== Given exercise ==
Pull out every line below that holds the word "федеральными".

□ □ □

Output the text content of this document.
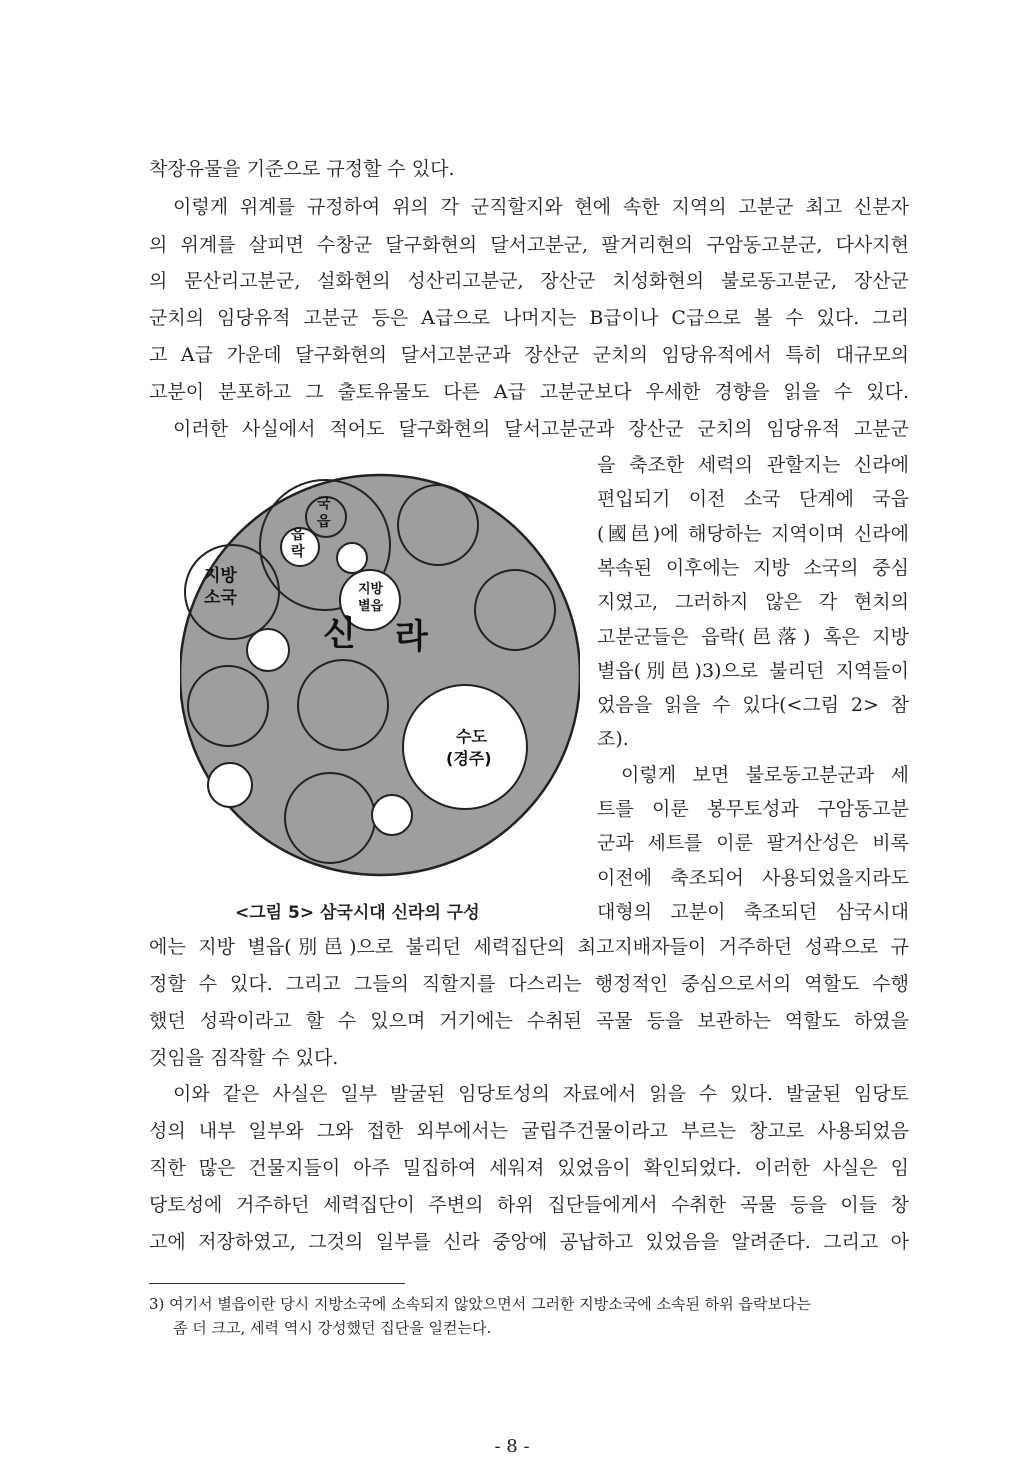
착장유물을 기준으로 규정할 수 있다.
이렇게 위계를 규정하여 위의 각 군직할지와 현에 속한 지역의 고분군 최고 신분자
의 위계를 살피면 수창군 달구화현의 달서고분군, 팔거리현의 구암동고분군, 다사지현
의 문산리고분군, 설화현의 성산리고분군, 장산군 치성화현의 불로동고분군, 장산군
군치의 임당유적 고분군 등은 A급으로 나머지는 B급이나 C급으로 볼 수 있다. 그리
고 A급 가운데 달구화현의 달서고분군과 장산군 군치의 임당유적에서 특히 대규모의
고분이 분포하고 그 출토유물도 다른 A급 고분군보다 우세한 경향을 읽을 수 있다.
이러한 사실에서 적어도 달구화현의 달서고분군과 장산군 군치의 임당유적 고분군
을 축조한 세력의 관할지는 신라에
편입되기 이전 소국 단계에 국읍
(國邑)에 해당하는 지역이며 신라에
복속된 이후에는 지방 소국의 중심
지였고, 그러하지 않은 각 현치의
고분군들은 읍락(邑落) 혹은 지방
별읍(別邑)3)으로 불리던 지역들이
었음을 읽을 수 있다(<그림 2> 참
조).
이렇게 보면 불로동고분군과 세
트를 이룬 봉무토성과 구암동고분
군과 세트를 이룬 팔거산성은 비록
이전에 축조되어 사용되었을지라도
대형의 고분이 축조되던 삼국시대
신 라
국
읍
읍
락
지방
소국	지방
별읍
수도
(경주)
<그림 5> 삼국시대 신라의 구성
에는 지방 별읍(別邑)으로 불리던 세력집단의 최고지배자들이 거주하던 성곽으로 규
정할 수 있다. 그리고 그들의 직할지를 다스리는 행정적인 중심으로서의 역할도 수행
했던 성곽이라고 할 수 있으며 거기에는 수취된 곡물 등을 보관하는 역할도 하였을
것임을 짐작할 수 있다.
이와 같은 사실은 일부 발굴된 임당토성의 자료에서 읽을 수 있다. 발굴된 임당토
성의 내부 일부와 그와 접한 외부에서는 굴립주건물이라고 부르는 창고로 사용되었음
직한 많은 건물지들이 아주 밀집하여 세워져 있었음이 확인되었다. 이러한 사실은 임
당토성에 거주하던 세력집단이 주변의 하위 집단들에게서 수취한 곡물 등을 이들 창
고에 저장하였고, 그것의 일부를 신라 중앙에 공납하고 있었음을 알려준다. 그리고 아
3) 여기서 별읍이란 당시 지방소국에 소속되지 않았으면서 그러한 지방소국에 소속된 하위 읍락보다는
좀 더 크고, 세력 역시 강성했던 집단을 일컫는다.
- 8 -
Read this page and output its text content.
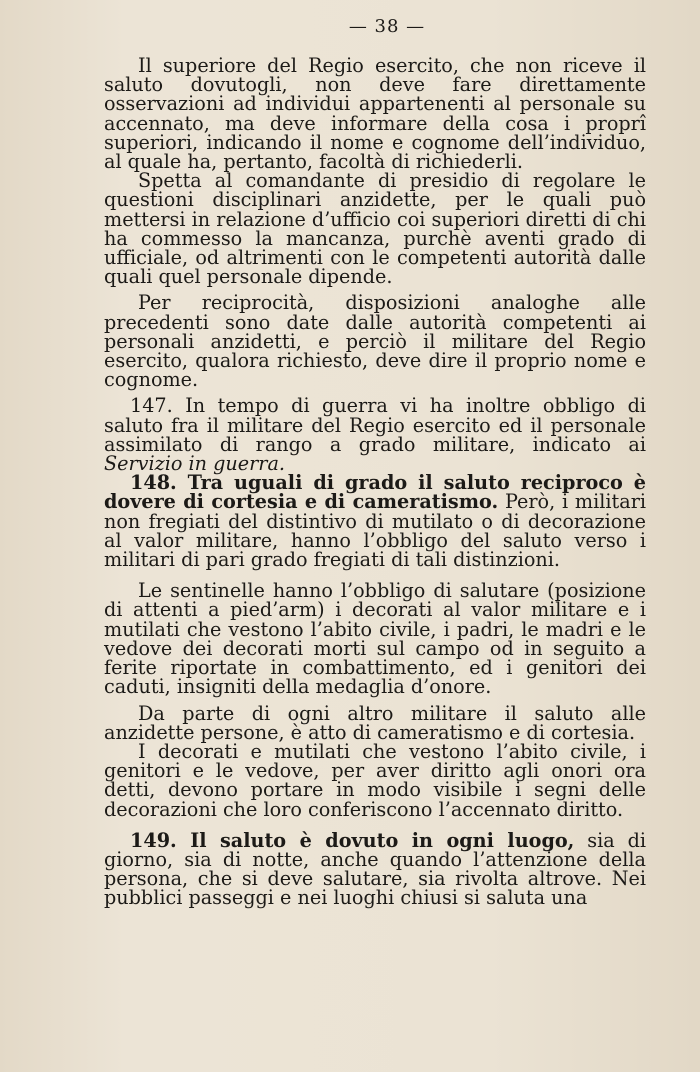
— 38 —

Il superiore del Regio esercito, che non riceve il saluto dovutogli, non deve fare direttamente osservazioni ad individui appartenenti al personale su accennato, ma deve informare della cosa i proprî superiori, indicando il nome e cognome dell’individuo, al quale ha, pertanto, facoltà di richiederli.

Spetta al comandante di presidio di regolare le questioni disciplinari anzidette, per le quali può mettersi in relazione d’ufficio coi superiori diretti di chi ha commesso la mancanza, purchè aventi grado di ufficiale, od altrimenti con le competenti autorità dalle quali quel personale dipende.

Per reciprocità, disposizioni analoghe alle precedenti sono date dalle autorità competenti ai personali anzidetti, e perciò il militare del Regio esercito, qualora richiesto, deve dire il proprio nome e cognome.

147. In tempo di guerra vi ha inoltre obbligo di saluto fra il militare del Regio esercito ed il personale assimilato di rango a grado militare, indicato ai Servizio in guerra.

148. Tra uguali di grado il saluto reciproco è dovere di cortesia e di cameratismo. Però, i militari non fregiati del distintivo di mutilato o di decorazione al valor militare, hanno l’obbligo del saluto verso i militari di pari grado fregiati di tali distinzioni.

Le sentinelle hanno l’obbligo di salutare (posizione di attenti a pied’arm) i decorati al valor militare e i mutilati che vestono l’abito civile, i padri, le madri e le vedove dei decorati morti sul campo od in seguito a ferite riportate in combattimento, ed i genitori dei caduti, insigniti della medaglia d’onore.

Da parte di ogni altro militare il saluto alle anzidette persone, è atto di cameratismo e di cortesia.

I decorati e mutilati che vestono l’abito civile, i genitori e le vedove, per aver diritto agli onori ora detti, devono portare in modo visibile i segni delle decorazioni che loro conferiscono l’accennato diritto.

149. Il saluto è dovuto in ogni luogo, sia di giorno, sia di notte, anche quando l’attenzione della persona, che si deve salutare, sia rivolta altrove. Nei pubblici passeggi e nei luoghi chiusi si saluta una
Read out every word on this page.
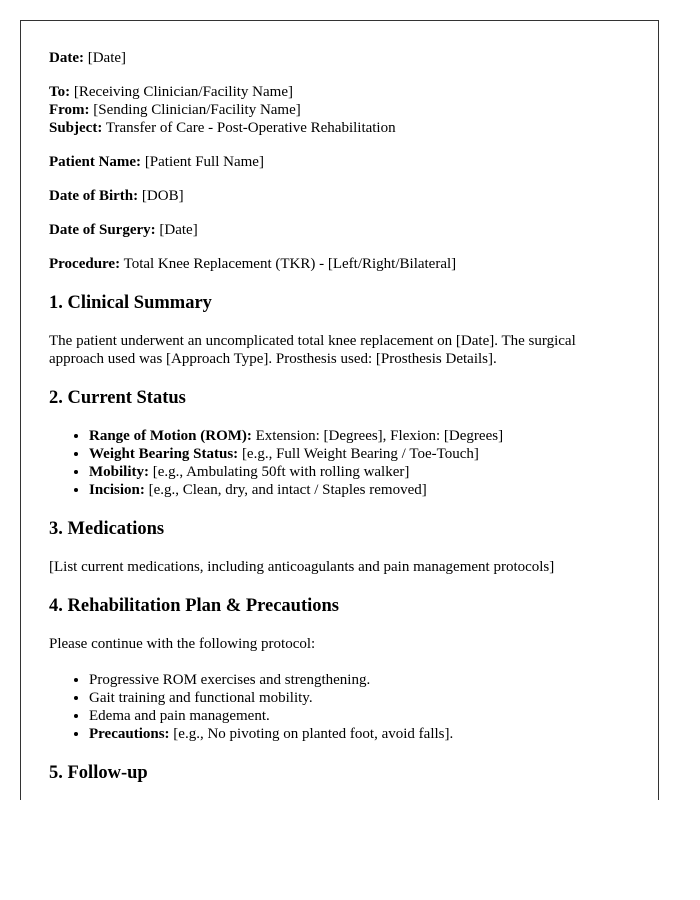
Date: [Date]

To: [Receiving Clinician/Facility Name]
From: [Sending Clinician/Facility Name]
Subject: Transfer of Care - Post-Operative Rehabilitation

Patient Name: [Patient Full Name]

Date of Birth: [DOB]

Date of Surgery: [Date]

Procedure: Total Knee Replacement (TKR) - [Left/Right/Bilateral]

1. Clinical Summary

The patient underwent an uncomplicated total knee replacement on [Date]. The surgical approach used was [Approach Type]. Prosthesis used: [Prosthesis Details].

2. Current Status
• Range of Motion (ROM): Extension: [Degrees], Flexion: [Degrees]
• Weight Bearing Status: [e.g., Full Weight Bearing / Toe-Touch]
• Mobility: [e.g., Ambulating 50ft with rolling walker]
• Incision: [e.g., Clean, dry, and intact / Staples removed]
3. Medications

[List current medications, including anticoagulants and pain management protocols]

4. Rehabilitation Plan & Precautions

Please continue with the following protocol:

• Progressive ROM exercises and strengthening.
• Gait training and functional mobility.
• Edema and pain management.
• Precautions: [e.g., No pivoting on planted foot, avoid falls].
5. Follow-up
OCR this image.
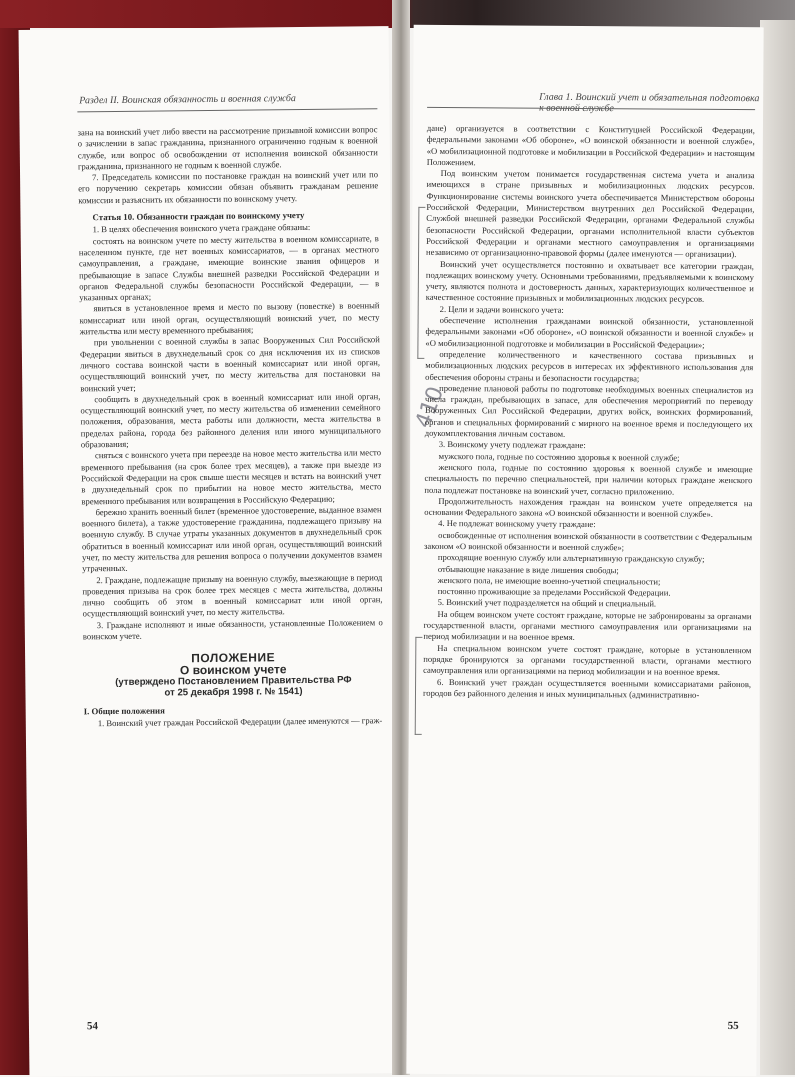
Раздел II. Воинская обязанность и военная служба

зана на воинский учет либо ввести на рассмотрение призывной комиссии вопрос о зачислении в запас гражданина, признанного ограниченно годным к военной службе, или вопрос об освобождении от исполнения воинской обязанности гражданина, признанного не годным к военной службе.

7. Председатель комиссии по постановке граждан на воинский учет или по его поручению секретарь комиссии обязан объявить гражданам решение комиссии и разъяснить их обязанности по воинскому учету.

Статья 10. Обязанности граждан по воинскому учету

1. В целях обеспечения воинского учета граждане обязаны:

состоять на воинском учете по месту жительства в военном комиссариате, в населенном пункте, где нет военных комиссариатов, — в органах местного самоуправления, а граждане, имеющие воинские звания офицеров и пребывающие в запасе Службы внешней разведки Российской Федерации и органов Федеральной службы безопасности Российской Федерации, — в указанных органах;

явиться в установленное время и место по вызову (повестке) в военный комиссариат или иной орган, осуществляющий воинский учет, по месту жительства или месту временного пребывания;

при увольнении с военной службы в запас Вооруженных Сил Российской Федерации явиться в двухнедельный срок со дня исключения их из списков личного состава воинской части в военный комиссариат или иной орган, осуществляющий воинский учет, по месту жительства для постановки на воинский учет;

сообщить в двухнедельный срок в военный комиссариат или иной орган, осуществляющий воинский учет, по месту жительства об изменении семейного положения, образования, места работы или должности, места жительства в пределах района, города без районного деления или иного муниципального образования;

сняться с воинского учета при переезде на новое место жительства или место временного пребывания (на срок более трех месяцев), а также при выезде из Российской Федерации на срок свыше шести месяцев и встать на воинский учет в двухнедельный срок по прибытии на новое место жительства, место временного пребывания или возвращения в Российскую Федерацию;

бережно хранить военный билет (временное удостоверение, выданное взамен военного билета), а также удостоверение гражданина, подлежащего призыву на военную службу. В случае утраты указанных документов в двухнедельный срок обратиться в военный комиссариат или иной орган, осуществляющий воинский учет, по месту жительства для решения вопроса о получении документов взамен утраченных.

2. Граждане, подлежащие призыву на военную службу, выезжающие в период проведения призыва на срок более трех месяцев с места жительства, должны лично сообщить об этом в военный комиссариат или иной орган, осуществляющий воинский учет, по месту жительства.

3. Граждане исполняют и иные обязанности, установленные Положением о воинском учете.

ПОЛОЖЕНИЕ
О воинском учете
(утверждено Постановлением Правительства РФ
от 25 декабря 1998 г. № 1541)
I. Общие положения

1. Воинский учет граждан Российской Федерации (далее именуются — граж-

54
Глава 1. Воинский учет и обязательная подготовка
410

дане) организуется в соответствии с Конституцией Российской Федерации, федеральными законами «Об обороне», «О воинской обязанности и военной службе», «О мобилизационной подготовке и мобилизации в Российской Федерации» и настоящим Положением.

Под воинским учетом понимается государственная система учета и анализа имеющихся в стране призывных и мобилизационных людских ресурсов. Функционирование системы воинского учета обеспечивается Министерством обороны Российской Федерации, Министерством внутренних дел Российской Федерации, Службой внешней разведки Российской Федерации, органами Федеральной службы безопасности Российской Федерации, органами исполнительной власти субъектов Российской Федерации и органами местного самоуправления и организациями независимо от организационно-правовой формы (далее именуются — организации).

Воинский учет осуществляется постоянно и охватывает все категории граждан, подлежащих воинскому учету. Основными требованиями, предъявляемыми к воинскому учету, являются полнота и достоверность данных, характеризующих количественное и качественное состояние призывных и мобилизационных людских ресурсов.

2. Цели и задачи воинского учета:

обеспечение исполнения гражданами воинской обязанности, установленной федеральными законами «Об обороне», «О воинской обязанности и военной службе» и «О мобилизационной подготовке и мобилизации в Российской Федерации»;

определение количественного и качественного состава призывных и мобилизационных людских ресурсов в интересах их эффективного использования для обеспечения обороны страны и безопасности государства;

проведение плановой работы по подготовке необходимых военных специалистов из числа граждан, пребывающих в запасе, для обеспечения мероприятий по переводу Вооруженных Сил Российской Федерации, других войск, воинских формирований, органов и специальных формирований с мирного на военное время и последующего их доукомплектования личным составом.

3. Воинскому учету подлежат граждане:

мужского пола, годные по состоянию здоровья к военной службе;

женского пола, годные по состоянию здоровья к военной службе и имеющие специальность по перечню специальностей, при наличии которых граждане женского пола подлежат постановке на воинский учет, согласно приложению.

Продолжительность нахождения граждан на воинском учете определяется на основании Федерального закона «О воинской обязанности и военной службе».

4. Не подлежат воинскому учету граждане:

освобожденные от исполнения воинской обязанности в соответствии с Федеральным законом «О воинской обязанности и военной службе»;

проходящие военную службу или альтернативную гражданскую службу;

отбывающие наказание в виде лишения свободы;

женского пола, не имеющие военно-учетной специальности;

постоянно проживающие за пределами Российской Федерации.

5. Воинский учет подразделяется на общий и специальный.

На общем воинском учете состоят граждане, которые не забронированы за органами государственной власти, органами местного самоуправления или организациями на период мобилизации и на военное время.

На специальном воинском учете состоят граждане, которые в установленном порядке бронируются за органами государственной власти, органами местного самоуправления или организациями на период мобилизации и на военное время.

6. Воинский учет граждан осуществляется военными комиссариатами районов, городов без районного деления и иных муниципальных (административно-

55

□ □ □

== Response ==
дане) организуется в соответствии с Конституцией Российской Федерации, федеральными законами «Об обороне», «О воинской обязанности и военной службе», «О мобилизационной подготовке и мобилизации в Российской Федерации» и настоящим Положением.
обеспечение исполнения гражданами воинской обязанности, установленной федеральными законами «Об обороне», «О воинской обязанности и военной службе» и «О мобилизационной подготовке и мобилизации в Российской Федерации»;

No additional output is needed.